■ **Dataset records**:

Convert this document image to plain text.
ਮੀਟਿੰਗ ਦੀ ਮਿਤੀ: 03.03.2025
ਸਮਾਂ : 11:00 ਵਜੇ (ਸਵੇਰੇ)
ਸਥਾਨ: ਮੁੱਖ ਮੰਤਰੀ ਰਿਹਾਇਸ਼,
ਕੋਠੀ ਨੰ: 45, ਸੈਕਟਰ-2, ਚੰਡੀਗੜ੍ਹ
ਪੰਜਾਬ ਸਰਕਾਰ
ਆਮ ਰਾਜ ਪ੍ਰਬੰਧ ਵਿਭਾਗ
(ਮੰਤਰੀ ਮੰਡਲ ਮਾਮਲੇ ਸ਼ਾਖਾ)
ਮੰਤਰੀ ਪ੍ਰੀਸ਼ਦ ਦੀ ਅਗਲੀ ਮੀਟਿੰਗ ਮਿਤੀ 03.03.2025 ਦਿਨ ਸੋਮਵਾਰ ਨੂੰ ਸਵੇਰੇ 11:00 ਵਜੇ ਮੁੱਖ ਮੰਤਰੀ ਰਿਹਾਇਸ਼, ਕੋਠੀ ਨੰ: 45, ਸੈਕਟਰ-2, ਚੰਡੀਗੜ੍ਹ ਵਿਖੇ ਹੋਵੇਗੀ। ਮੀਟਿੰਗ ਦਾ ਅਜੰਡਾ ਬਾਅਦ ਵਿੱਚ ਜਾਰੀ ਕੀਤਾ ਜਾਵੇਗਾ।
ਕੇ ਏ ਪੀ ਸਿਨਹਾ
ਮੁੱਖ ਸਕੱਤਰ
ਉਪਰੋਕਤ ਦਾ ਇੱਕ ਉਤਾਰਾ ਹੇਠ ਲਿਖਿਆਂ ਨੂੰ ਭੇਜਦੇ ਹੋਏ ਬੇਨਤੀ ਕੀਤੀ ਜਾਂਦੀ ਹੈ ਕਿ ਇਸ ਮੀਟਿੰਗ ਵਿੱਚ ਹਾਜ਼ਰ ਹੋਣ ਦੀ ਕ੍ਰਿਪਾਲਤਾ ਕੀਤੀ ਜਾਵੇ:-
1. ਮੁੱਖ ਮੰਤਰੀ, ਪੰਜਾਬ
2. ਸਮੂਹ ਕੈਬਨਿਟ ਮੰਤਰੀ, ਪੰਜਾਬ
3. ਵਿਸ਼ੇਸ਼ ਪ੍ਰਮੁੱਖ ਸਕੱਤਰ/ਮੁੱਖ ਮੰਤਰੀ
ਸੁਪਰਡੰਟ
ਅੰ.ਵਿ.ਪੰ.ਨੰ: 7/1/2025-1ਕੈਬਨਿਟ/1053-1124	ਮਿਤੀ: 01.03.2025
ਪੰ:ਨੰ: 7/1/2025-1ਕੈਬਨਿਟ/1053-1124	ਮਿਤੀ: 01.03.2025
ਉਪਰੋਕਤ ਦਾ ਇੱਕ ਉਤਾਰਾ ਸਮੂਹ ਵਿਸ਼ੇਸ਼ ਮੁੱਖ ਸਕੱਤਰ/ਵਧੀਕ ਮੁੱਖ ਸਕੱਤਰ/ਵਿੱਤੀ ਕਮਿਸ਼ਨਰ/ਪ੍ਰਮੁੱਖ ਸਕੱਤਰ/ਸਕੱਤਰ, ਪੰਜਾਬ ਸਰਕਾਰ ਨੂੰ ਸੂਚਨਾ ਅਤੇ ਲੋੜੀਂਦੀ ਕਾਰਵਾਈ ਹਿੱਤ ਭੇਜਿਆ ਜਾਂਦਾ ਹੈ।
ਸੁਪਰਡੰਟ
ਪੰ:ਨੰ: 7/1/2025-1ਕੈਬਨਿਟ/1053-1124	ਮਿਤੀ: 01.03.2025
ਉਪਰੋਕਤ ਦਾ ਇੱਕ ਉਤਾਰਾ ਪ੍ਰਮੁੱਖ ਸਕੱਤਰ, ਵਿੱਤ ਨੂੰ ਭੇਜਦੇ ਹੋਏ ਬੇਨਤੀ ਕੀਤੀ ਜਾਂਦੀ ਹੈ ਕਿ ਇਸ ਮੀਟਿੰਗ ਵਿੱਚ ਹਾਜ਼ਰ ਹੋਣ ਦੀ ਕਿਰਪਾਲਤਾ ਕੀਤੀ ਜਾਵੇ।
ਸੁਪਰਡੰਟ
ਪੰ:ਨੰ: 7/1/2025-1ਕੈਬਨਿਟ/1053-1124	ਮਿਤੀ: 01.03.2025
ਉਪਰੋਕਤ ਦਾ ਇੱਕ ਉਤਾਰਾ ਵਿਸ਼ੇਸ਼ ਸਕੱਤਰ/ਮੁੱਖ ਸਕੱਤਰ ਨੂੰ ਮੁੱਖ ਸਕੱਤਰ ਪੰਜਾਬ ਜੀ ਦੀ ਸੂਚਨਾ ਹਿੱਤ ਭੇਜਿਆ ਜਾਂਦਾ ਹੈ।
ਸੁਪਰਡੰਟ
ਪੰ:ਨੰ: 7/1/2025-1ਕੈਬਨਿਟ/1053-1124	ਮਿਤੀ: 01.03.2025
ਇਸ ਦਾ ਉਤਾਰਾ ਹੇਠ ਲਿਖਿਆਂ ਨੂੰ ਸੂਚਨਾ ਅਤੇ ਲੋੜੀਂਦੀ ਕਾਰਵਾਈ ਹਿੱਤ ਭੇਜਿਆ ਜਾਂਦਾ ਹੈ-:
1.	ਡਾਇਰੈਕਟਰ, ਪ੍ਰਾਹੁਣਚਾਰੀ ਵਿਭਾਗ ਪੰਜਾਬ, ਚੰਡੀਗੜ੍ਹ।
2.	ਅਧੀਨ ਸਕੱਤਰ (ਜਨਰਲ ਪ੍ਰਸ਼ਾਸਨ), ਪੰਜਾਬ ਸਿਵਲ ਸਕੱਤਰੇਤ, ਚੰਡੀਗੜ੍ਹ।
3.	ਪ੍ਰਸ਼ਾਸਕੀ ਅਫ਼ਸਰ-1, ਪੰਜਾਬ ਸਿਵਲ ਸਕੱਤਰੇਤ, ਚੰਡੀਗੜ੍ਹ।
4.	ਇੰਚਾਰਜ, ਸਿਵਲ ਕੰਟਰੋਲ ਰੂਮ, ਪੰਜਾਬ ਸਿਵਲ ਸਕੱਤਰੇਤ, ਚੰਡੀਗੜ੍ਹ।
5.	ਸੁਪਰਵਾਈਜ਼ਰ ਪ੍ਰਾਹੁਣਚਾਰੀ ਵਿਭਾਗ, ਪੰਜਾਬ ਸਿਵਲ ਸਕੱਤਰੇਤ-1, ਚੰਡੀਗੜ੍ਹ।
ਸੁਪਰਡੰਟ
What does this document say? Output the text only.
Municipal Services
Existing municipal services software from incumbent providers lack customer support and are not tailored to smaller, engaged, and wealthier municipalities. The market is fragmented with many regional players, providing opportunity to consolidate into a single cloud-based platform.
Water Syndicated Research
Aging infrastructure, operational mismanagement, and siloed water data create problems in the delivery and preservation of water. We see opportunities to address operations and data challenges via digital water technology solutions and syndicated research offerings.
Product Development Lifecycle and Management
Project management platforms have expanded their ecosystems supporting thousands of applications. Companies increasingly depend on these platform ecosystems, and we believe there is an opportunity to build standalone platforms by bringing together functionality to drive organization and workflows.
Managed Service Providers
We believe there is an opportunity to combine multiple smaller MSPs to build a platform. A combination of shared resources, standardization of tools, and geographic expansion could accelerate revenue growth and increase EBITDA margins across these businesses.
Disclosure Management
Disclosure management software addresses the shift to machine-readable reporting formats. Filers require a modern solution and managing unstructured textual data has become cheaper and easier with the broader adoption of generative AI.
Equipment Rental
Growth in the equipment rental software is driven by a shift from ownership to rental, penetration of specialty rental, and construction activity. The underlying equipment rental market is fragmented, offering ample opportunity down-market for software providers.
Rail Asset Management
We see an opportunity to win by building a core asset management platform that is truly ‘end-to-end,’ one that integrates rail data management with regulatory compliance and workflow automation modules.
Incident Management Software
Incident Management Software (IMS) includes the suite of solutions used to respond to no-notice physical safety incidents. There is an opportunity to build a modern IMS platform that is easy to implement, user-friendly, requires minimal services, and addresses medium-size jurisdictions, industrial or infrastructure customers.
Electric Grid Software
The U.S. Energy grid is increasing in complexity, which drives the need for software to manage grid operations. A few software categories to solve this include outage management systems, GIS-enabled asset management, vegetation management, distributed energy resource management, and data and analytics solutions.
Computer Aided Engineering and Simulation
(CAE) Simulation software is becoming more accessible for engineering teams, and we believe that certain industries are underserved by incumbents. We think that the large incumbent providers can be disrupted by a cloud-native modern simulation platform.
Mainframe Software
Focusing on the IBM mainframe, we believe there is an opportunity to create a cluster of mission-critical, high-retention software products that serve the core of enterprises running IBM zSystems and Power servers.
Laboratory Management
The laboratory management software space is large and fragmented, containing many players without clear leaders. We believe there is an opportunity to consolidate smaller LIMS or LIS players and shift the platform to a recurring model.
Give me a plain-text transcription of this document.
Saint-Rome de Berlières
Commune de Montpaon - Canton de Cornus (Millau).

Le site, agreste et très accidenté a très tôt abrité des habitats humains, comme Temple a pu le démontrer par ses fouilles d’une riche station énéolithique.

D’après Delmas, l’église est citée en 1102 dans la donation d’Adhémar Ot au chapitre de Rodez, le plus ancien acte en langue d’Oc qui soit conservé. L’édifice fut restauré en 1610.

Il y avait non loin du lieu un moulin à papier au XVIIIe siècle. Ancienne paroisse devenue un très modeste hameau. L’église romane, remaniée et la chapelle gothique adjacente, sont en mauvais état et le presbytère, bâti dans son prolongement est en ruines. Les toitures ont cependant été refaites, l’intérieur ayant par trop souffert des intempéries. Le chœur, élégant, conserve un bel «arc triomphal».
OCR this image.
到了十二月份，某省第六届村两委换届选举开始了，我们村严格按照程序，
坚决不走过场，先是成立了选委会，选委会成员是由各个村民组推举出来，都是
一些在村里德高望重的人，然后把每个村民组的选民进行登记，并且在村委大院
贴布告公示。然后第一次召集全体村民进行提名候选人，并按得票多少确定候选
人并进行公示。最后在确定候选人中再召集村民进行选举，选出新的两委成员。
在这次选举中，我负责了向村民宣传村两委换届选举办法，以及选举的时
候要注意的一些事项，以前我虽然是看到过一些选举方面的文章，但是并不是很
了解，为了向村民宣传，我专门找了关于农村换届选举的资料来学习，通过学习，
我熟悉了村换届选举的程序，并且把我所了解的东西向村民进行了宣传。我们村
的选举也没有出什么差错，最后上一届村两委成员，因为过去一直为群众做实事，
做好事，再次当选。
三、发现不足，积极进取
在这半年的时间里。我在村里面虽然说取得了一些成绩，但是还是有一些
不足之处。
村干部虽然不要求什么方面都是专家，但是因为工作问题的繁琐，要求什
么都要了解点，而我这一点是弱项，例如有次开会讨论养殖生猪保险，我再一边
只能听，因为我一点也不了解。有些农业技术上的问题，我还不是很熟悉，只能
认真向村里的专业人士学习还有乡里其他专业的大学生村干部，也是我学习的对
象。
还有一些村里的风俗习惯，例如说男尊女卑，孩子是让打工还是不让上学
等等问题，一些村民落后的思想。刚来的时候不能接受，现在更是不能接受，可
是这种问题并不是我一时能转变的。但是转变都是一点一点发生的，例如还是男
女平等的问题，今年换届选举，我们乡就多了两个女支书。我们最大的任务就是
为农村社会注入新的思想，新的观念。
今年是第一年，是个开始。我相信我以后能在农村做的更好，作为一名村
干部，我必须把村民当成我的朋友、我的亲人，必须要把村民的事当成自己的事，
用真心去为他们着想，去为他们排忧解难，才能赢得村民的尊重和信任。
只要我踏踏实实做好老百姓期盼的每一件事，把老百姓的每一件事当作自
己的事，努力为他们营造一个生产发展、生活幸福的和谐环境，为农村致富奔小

■ **Description of the task**:
Exactly and exclusively, repeat the lines from the line that contains "OCR this image." through the end of the records, both ends included.

■ **Result of this task**:
OCR this image.
到了十二月份，某省第六届村两委换届选举开始了，我们村严格按照程序，
坚决不走过场，先是成立了选委会，选委会成员是由各个村民组推举出来，都是
一些在村里德高望重的人，然后把每个村民组的选民进行登记，并且在村委大院
贴布告公示。然后第一次召集全体村民进行提名候选人，并按得票多少确定候选
人并进行公示。最后在确定候选人中再召集村民进行选举，选出新的两委成员。
在这次选举中，我负责了向村民宣传村两委换届选举办法，以及选举的时
候要注意的一些事项，以前我虽然是看到过一些选举方面的文章，但是并不是很
了解，为了向村民宣传，我专门找了关于农村换届选举的资料来学习，通过学习，
我熟悉了村换届选举的程序，并且把我所了解的东西向村民进行了宣传。我们村
的选举也没有出什么差错，最后上一届村两委成员，因为过去一直为群众做实事，
做好事，再次当选。
三、发现不足，积极进取
在这半年的时间里。我在村里面虽然说取得了一些成绩，但是还是有一些
不足之处。
村干部虽然不要求什么方面都是专家，但是因为工作问题的繁琐，要求什
么都要了解点，而我这一点是弱项，例如有次开会讨论养殖生猪保险，我再一边
只能听，因为我一点也不了解。有些农业技术上的问题，我还不是很熟悉，只能
认真向村里的专业人士学习还有乡里其他专业的大学生村干部，也是我学习的对
象。
还有一些村里的风俗习惯，例如说男尊女卑，孩子是让打工还是不让上学
等等问题，一些村民落后的思想。刚来的时候不能接受，现在更是不能接受，可
是这种问题并不是我一时能转变的。但是转变都是一点一点发生的，例如还是男
女平等的问题，今年换届选举，我们乡就多了两个女支书。我们最大的任务就是
为农村社会注入新的思想，新的观念。
今年是第一年，是个开始。我相信我以后能在农村做的更好，作为一名村
干部，我必须把村民当成我的朋友、我的亲人，必须要把村民的事当成自己的事，
用真心去为他们着想，去为他们排忧解难，才能赢得村民的尊重和信任。
只要我踏踏实实做好老百姓期盼的每一件事，把老百姓的每一件事当作自
己的事，努力为他们营造一个生产发展、生活幸福的和谐环境，为农村致富奔小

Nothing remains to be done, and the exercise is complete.